(Figure record listings)
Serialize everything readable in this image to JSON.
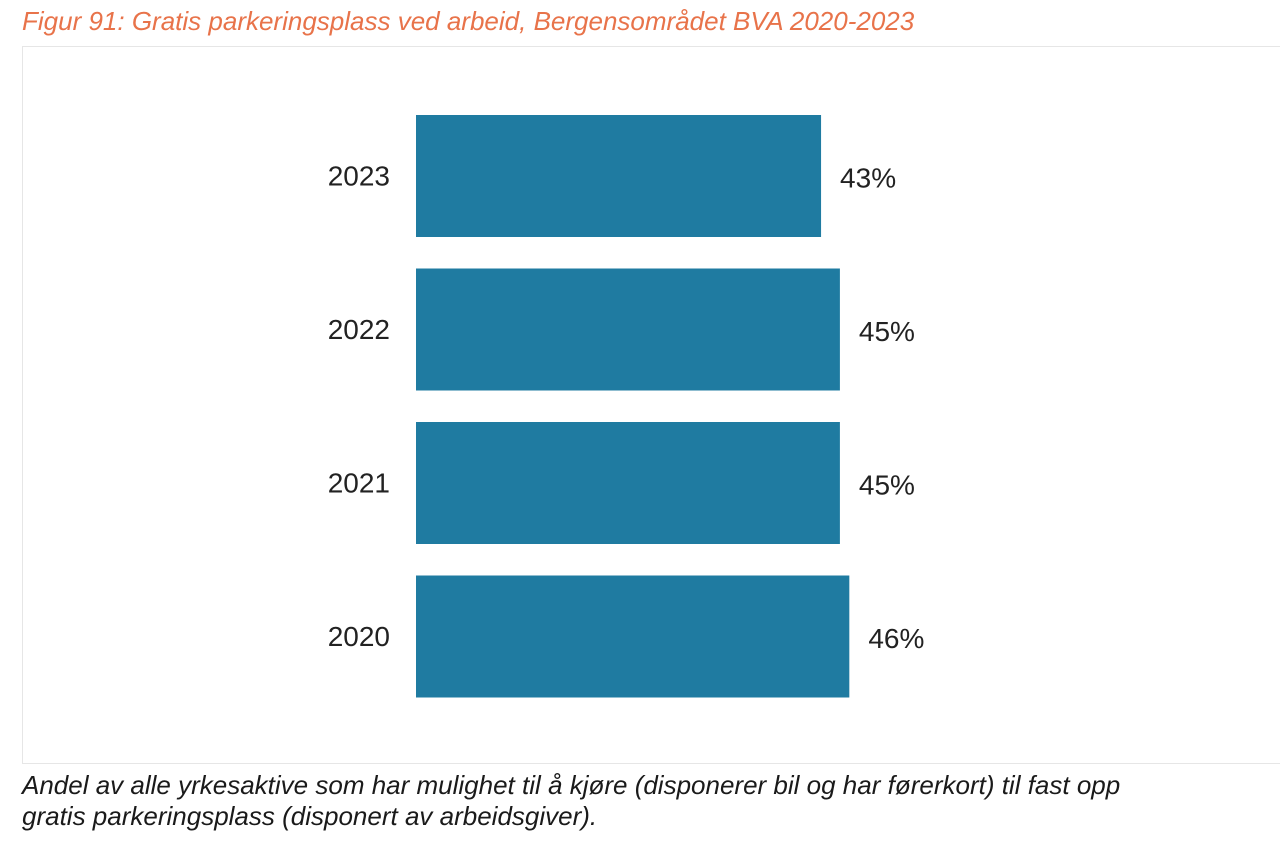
{
  "figure": {
    "title": "Figur 91: Gratis parkeringsplass ved arbeid, Bergensområdet BVA 2020-2023",
    "caption_line1": "Andel av alle yrkesaktive som har mulighet til å kjøre (disponerer bil og har førerkort) til fast opp",
    "caption_line2": "gratis parkeringsplass (disponert av arbeidsgiver)."
  },
  "colors": {
    "bar": "#1F7BA1",
    "title": "#E8734A"
  },
  "chart_data": {
    "type": "bar",
    "orientation": "horizontal",
    "title": "Figur 91: Gratis parkeringsplass ved arbeid, Bergensområdet BVA 2020-2023",
    "categories": [
      "2023",
      "2022",
      "2021",
      "2020"
    ],
    "values": [
      43,
      45,
      45,
      46
    ],
    "value_labels": [
      "43%",
      "45%",
      "45%",
      "46%"
    ],
    "unit": "%",
    "xlabel": "",
    "ylabel": "",
    "xlim": [
      0,
      100
    ],
    "grid": false,
    "legend": "none"
  }
}
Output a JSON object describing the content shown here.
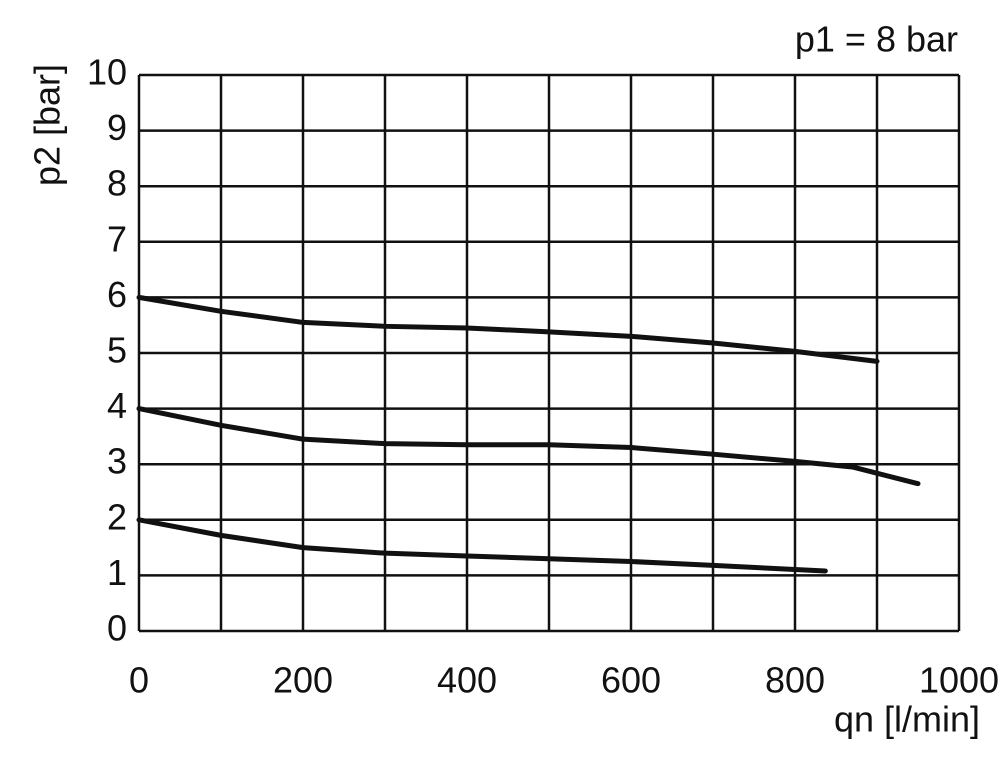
{
  "chart_data": {
    "type": "line",
    "annotation": "p1 = 8 bar",
    "y_label": "p2 [bar]",
    "x_label": "qn [l/min]",
    "xlim": [
      0,
      1000
    ],
    "ylim": [
      0,
      10
    ],
    "xticks": [
      0,
      200,
      400,
      600,
      800,
      1000
    ],
    "xminor": [
      100,
      300,
      500,
      700,
      900
    ],
    "yticks": [
      0,
      1,
      2,
      3,
      4,
      5,
      6,
      7,
      8,
      9,
      10
    ],
    "grid": true,
    "series": [
      {
        "color": "#111111",
        "x": [
          0,
          100,
          200,
          300,
          400,
          500,
          600,
          700,
          800,
          900
        ],
        "values": [
          6,
          5.75,
          5.55,
          5.48,
          5.45,
          5.38,
          5.3,
          5.18,
          5.03,
          4.85
        ]
      },
      {
        "color": "#111111",
        "x": [
          0,
          100,
          200,
          300,
          400,
          500,
          600,
          700,
          800,
          870,
          950
        ],
        "values": [
          4,
          3.7,
          3.45,
          3.37,
          3.35,
          3.35,
          3.3,
          3.18,
          3.05,
          2.95,
          2.65
        ]
      },
      {
        "color": "#111111",
        "x": [
          0,
          100,
          200,
          300,
          400,
          500,
          600,
          700,
          837
        ],
        "values": [
          2,
          1.72,
          1.5,
          1.4,
          1.35,
          1.3,
          1.25,
          1.18,
          1.08
        ]
      }
    ]
  }
}
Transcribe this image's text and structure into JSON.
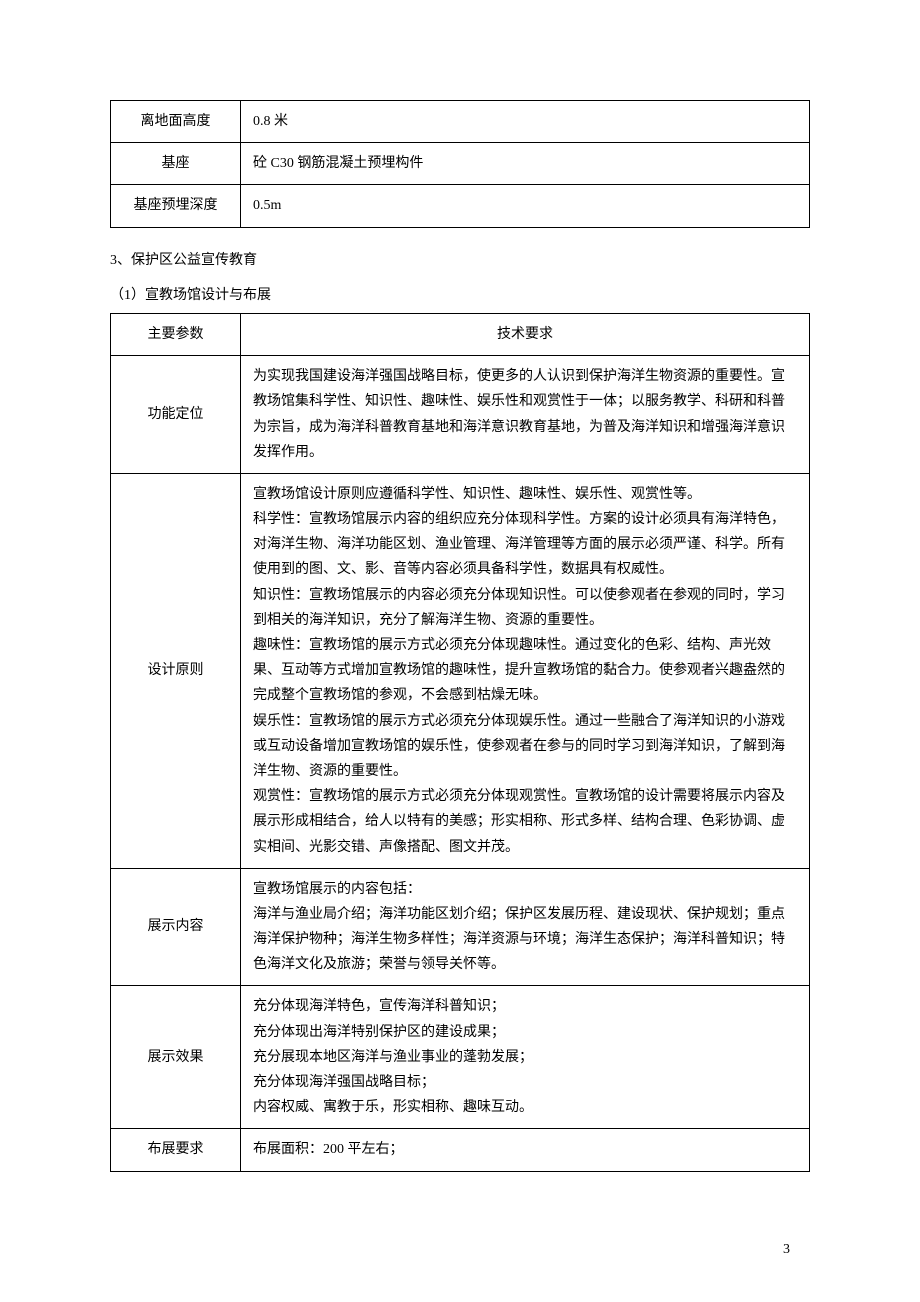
{
  "table1": {
    "rows": [
      {
        "label": "离地面高度",
        "value": "0.8 米"
      },
      {
        "label": "基座",
        "value": "砼 C30 钢筋混凝土预埋构件"
      },
      {
        "label": "基座预埋深度",
        "value": "0.5m"
      }
    ]
  },
  "section3": {
    "heading": "3、保护区公益宣传教育",
    "subheading": "（1）宣教场馆设计与布展"
  },
  "table2": {
    "header": {
      "col1": "主要参数",
      "col2": "技术要求"
    },
    "rows": [
      {
        "label": "功能定位",
        "value": "为实现我国建设海洋强国战略目标，使更多的人认识到保护海洋生物资源的重要性。宣教场馆集科学性、知识性、趣味性、娱乐性和观赏性于一体；以服务教学、科研和科普为宗旨，成为海洋科普教育基地和海洋意识教育基地，为普及海洋知识和增强海洋意识发挥作用。"
      },
      {
        "label": "设计原则",
        "value": "宣教场馆设计原则应遵循科学性、知识性、趣味性、娱乐性、观赏性等。\n科学性：宣教场馆展示内容的组织应充分体现科学性。方案的设计必须具有海洋特色，对海洋生物、海洋功能区划、渔业管理、海洋管理等方面的展示必须严谨、科学。所有使用到的图、文、影、音等内容必须具备科学性，数据具有权威性。\n知识性：宣教场馆展示的内容必须充分体现知识性。可以使参观者在参观的同时，学习到相关的海洋知识，充分了解海洋生物、资源的重要性。\n趣味性：宣教场馆的展示方式必须充分体现趣味性。通过变化的色彩、结构、声光效果、互动等方式增加宣教场馆的趣味性，提升宣教场馆的黏合力。使参观者兴趣盎然的完成整个宣教场馆的参观，不会感到枯燥无味。\n娱乐性：宣教场馆的展示方式必须充分体现娱乐性。通过一些融合了海洋知识的小游戏或互动设备增加宣教场馆的娱乐性，使参观者在参与的同时学习到海洋知识，了解到海洋生物、资源的重要性。\n观赏性：宣教场馆的展示方式必须充分体现观赏性。宣教场馆的设计需要将展示内容及展示形成相结合，给人以特有的美感；形实相称、形式多样、结构合理、色彩协调、虚实相间、光影交错、声像搭配、图文并茂。"
      },
      {
        "label": "展示内容",
        "value": "宣教场馆展示的内容包括：\n海洋与渔业局介绍；海洋功能区划介绍；保护区发展历程、建设现状、保护规划；重点海洋保护物种；海洋生物多样性；海洋资源与环境；海洋生态保护；海洋科普知识；特色海洋文化及旅游；荣誉与领导关怀等。"
      },
      {
        "label": "展示效果",
        "value": "充分体现海洋特色，宣传海洋科普知识；\n充分体现出海洋特别保护区的建设成果；\n充分展现本地区海洋与渔业事业的蓬勃发展；\n充分体现海洋强国战略目标；\n内容权威、寓教于乐，形实相称、趣味互动。"
      },
      {
        "label": "布展要求",
        "value": "布展面积：200 平左右；"
      }
    ]
  },
  "page_number": "3"
}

What is asked: Transcribe every line in the entries above, taking out only the images.

Response below:
Serialize everything readable in this image to JSON.
{
  "figure": {
    "title": "Figur 91: Gratis parkeringsplass ved arbeid, Bergensområdet BVA 2020-2023",
    "caption_line1": "Andel av alle yrkesaktive som har mulighet til å kjøre (disponerer bil og har førerkort) til fast opp",
    "caption_line2": "gratis parkeringsplass (disponert av arbeidsgiver)."
  },
  "colors": {
    "bar": "#1F7BA1",
    "title": "#E8734A"
  },
  "chart_data": {
    "type": "bar",
    "orientation": "horizontal",
    "title": "Figur 91: Gratis parkeringsplass ved arbeid, Bergensområdet BVA 2020-2023",
    "categories": [
      "2023",
      "2022",
      "2021",
      "2020"
    ],
    "values": [
      43,
      45,
      45,
      46
    ],
    "value_labels": [
      "43%",
      "45%",
      "45%",
      "46%"
    ],
    "unit": "%",
    "xlabel": "",
    "ylabel": "",
    "xlim": [
      0,
      100
    ],
    "grid": false,
    "legend": "none"
  }
}
Output a JSON object describing the content shown here.
{
  "chart_data": {
    "type": "line",
    "annotation": "p1 = 8 bar",
    "y_label": "p2 [bar]",
    "x_label": "qn [l/min]",
    "xlim": [
      0,
      1000
    ],
    "ylim": [
      0,
      10
    ],
    "xticks": [
      0,
      200,
      400,
      600,
      800,
      1000
    ],
    "xminor": [
      100,
      300,
      500,
      700,
      900
    ],
    "yticks": [
      0,
      1,
      2,
      3,
      4,
      5,
      6,
      7,
      8,
      9,
      10
    ],
    "grid": true,
    "series": [
      {
        "color": "#111111",
        "x": [
          0,
          100,
          200,
          300,
          400,
          500,
          600,
          700,
          800,
          900
        ],
        "values": [
          6,
          5.75,
          5.55,
          5.48,
          5.45,
          5.38,
          5.3,
          5.18,
          5.03,
          4.85
        ]
      },
      {
        "color": "#111111",
        "x": [
          0,
          100,
          200,
          300,
          400,
          500,
          600,
          700,
          800,
          870,
          950
        ],
        "values": [
          4,
          3.7,
          3.45,
          3.37,
          3.35,
          3.35,
          3.3,
          3.18,
          3.05,
          2.95,
          2.65
        ]
      },
      {
        "color": "#111111",
        "x": [
          0,
          100,
          200,
          300,
          400,
          500,
          600,
          700,
          837
        ],
        "values": [
          2,
          1.72,
          1.5,
          1.4,
          1.35,
          1.3,
          1.25,
          1.18,
          1.08
        ]
      }
    ]
  }
}
Transcribe this image's text and structure into JSON.
{
  "table1": {
    "rows": [
      {
        "label": "离地面高度",
        "value": "0.8 米"
      },
      {
        "label": "基座",
        "value": "砼 C30 钢筋混凝土预埋构件"
      },
      {
        "label": "基座预埋深度",
        "value": "0.5m"
      }
    ]
  },
  "section3": {
    "heading": "3、保护区公益宣传教育",
    "subheading": "（1）宣教场馆设计与布展"
  },
  "table2": {
    "header": {
      "col1": "主要参数",
      "col2": "技术要求"
    },
    "rows": [
      {
        "label": "功能定位",
        "value": "为实现我国建设海洋强国战略目标，使更多的人认识到保护海洋生物资源的重要性。宣教场馆集科学性、知识性、趣味性、娱乐性和观赏性于一体；以服务教学、科研和科普为宗旨，成为海洋科普教育基地和海洋意识教育基地，为普及海洋知识和增强海洋意识发挥作用。"
      },
      {
        "label": "设计原则",
        "value": "宣教场馆设计原则应遵循科学性、知识性、趣味性、娱乐性、观赏性等。\n科学性：宣教场馆展示内容的组织应充分体现科学性。方案的设计必须具有海洋特色，对海洋生物、海洋功能区划、渔业管理、海洋管理等方面的展示必须严谨、科学。所有使用到的图、文、影、音等内容必须具备科学性，数据具有权威性。\n知识性：宣教场馆展示的内容必须充分体现知识性。可以使参观者在参观的同时，学习到相关的海洋知识，充分了解海洋生物、资源的重要性。\n趣味性：宣教场馆的展示方式必须充分体现趣味性。通过变化的色彩、结构、声光效果、互动等方式增加宣教场馆的趣味性，提升宣教场馆的黏合力。使参观者兴趣盎然的完成整个宣教场馆的参观，不会感到枯燥无味。\n娱乐性：宣教场馆的展示方式必须充分体现娱乐性。通过一些融合了海洋知识的小游戏或互动设备增加宣教场馆的娱乐性，使参观者在参与的同时学习到海洋知识，了解到海洋生物、资源的重要性。\n观赏性：宣教场馆的展示方式必须充分体现观赏性。宣教场馆的设计需要将展示内容及展示形成相结合，给人以特有的美感；形实相称、形式多样、结构合理、色彩协调、虚实相间、光影交错、声像搭配、图文并茂。"
      },
      {
        "label": "展示内容",
        "value": "宣教场馆展示的内容包括：\n海洋与渔业局介绍；海洋功能区划介绍；保护区发展历程、建设现状、保护规划；重点海洋保护物种；海洋生物多样性；海洋资源与环境；海洋生态保护；海洋科普知识；特色海洋文化及旅游；荣誉与领导关怀等。"
      },
      {
        "label": "展示效果",
        "value": "充分体现海洋特色，宣传海洋科普知识；\n充分体现出海洋特别保护区的建设成果；\n充分展现本地区海洋与渔业事业的蓬勃发展；\n充分体现海洋强国战略目标；\n内容权威、寓教于乐，形实相称、趣味互动。"
      },
      {
        "label": "布展要求",
        "value": "布展面积：200 平左右；"
      }
    ]
  },
  "page_number": "3"
}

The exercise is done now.